┌──

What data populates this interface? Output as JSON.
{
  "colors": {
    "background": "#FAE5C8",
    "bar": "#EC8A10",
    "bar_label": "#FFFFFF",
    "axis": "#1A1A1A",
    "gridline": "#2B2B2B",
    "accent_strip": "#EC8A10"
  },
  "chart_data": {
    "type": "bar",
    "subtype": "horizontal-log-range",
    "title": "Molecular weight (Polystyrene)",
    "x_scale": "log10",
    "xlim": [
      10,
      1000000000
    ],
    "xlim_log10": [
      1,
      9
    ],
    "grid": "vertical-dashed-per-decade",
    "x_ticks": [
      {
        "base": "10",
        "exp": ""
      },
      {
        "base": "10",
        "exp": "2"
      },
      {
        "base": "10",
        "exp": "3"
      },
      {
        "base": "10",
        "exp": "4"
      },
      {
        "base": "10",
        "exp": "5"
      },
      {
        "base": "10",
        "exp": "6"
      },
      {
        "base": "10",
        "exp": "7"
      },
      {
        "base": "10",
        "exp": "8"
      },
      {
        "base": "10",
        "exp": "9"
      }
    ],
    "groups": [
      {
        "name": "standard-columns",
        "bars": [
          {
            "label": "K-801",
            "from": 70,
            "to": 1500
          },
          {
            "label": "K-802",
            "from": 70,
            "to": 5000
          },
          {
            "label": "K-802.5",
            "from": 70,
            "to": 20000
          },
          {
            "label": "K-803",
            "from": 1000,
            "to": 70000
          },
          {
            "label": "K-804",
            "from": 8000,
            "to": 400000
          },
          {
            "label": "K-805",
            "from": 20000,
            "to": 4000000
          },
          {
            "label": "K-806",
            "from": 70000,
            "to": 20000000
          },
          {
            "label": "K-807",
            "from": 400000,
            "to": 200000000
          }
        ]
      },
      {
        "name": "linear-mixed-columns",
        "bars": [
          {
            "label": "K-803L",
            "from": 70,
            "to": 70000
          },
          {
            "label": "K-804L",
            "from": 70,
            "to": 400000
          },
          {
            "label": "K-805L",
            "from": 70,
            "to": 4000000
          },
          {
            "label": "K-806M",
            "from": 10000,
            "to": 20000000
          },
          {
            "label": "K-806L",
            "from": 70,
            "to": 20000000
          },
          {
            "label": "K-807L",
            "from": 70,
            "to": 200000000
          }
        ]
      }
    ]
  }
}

└──

* **WHAT NEEDS TO BE DONE**
Extract the listing in its entirety, matching it exactly.

* **RESULT FOR THIS TASK**
What data populates this interface? Output as JSON.
{
  "colors": {
    "background": "#FAE5C8",
    "bar": "#EC8A10",
    "bar_label": "#FFFFFF",
    "axis": "#1A1A1A",
    "gridline": "#2B2B2B",
    "accent_strip": "#EC8A10"
  },
  "chart_data": {
    "type": "bar",
    "subtype": "horizontal-log-range",
    "title": "Molecular weight (Polystyrene)",
    "x_scale": "log10",
    "xlim": [
      10,
      1000000000
    ],
    "xlim_log10": [
      1,
      9
    ],
    "grid": "vertical-dashed-per-decade",
    "x_ticks": [
      {
        "base": "10",
        "exp": ""
      },
      {
        "base": "10",
        "exp": "2"
      },
      {
        "base": "10",
        "exp": "3"
      },
      {
        "base": "10",
        "exp": "4"
      },
      {
        "base": "10",
        "exp": "5"
      },
      {
        "base": "10",
        "exp": "6"
      },
      {
        "base": "10",
        "exp": "7"
      },
      {
        "base": "10",
        "exp": "8"
      },
      {
        "base": "10",
        "exp": "9"
      }
    ],
    "groups": [
      {
        "name": "standard-columns",
        "bars": [
          {
            "label": "K-801",
            "from": 70,
            "to": 1500
          },
          {
            "label": "K-802",
            "from": 70,
            "to": 5000
          },
          {
            "label": "K-802.5",
            "from": 70,
            "to": 20000
          },
          {
            "label": "K-803",
            "from": 1000,
            "to": 70000
          },
          {
            "label": "K-804",
            "from": 8000,
            "to": 400000
          },
          {
            "label": "K-805",
            "from": 20000,
            "to": 4000000
          },
          {
            "label": "K-806",
            "from": 70000,
            "to": 20000000
          },
          {
            "label": "K-807",
            "from": 400000,
            "to": 200000000
          }
        ]
      },
      {
        "name": "linear-mixed-columns",
        "bars": [
          {
            "label": "K-803L",
            "from": 70,
            "to": 70000
          },
          {
            "label": "K-804L",
            "from": 70,
            "to": 400000
          },
          {
            "label": "K-805L",
            "from": 70,
            "to": 4000000
          },
          {
            "label": "K-806M",
            "from": 10000,
            "to": 20000000
          },
          {
            "label": "K-806L",
            "from": 70,
            "to": 20000000
          },
          {
            "label": "K-807L",
            "from": 70,
            "to": 200000000
          }
        ]
      }
    ]
  }
}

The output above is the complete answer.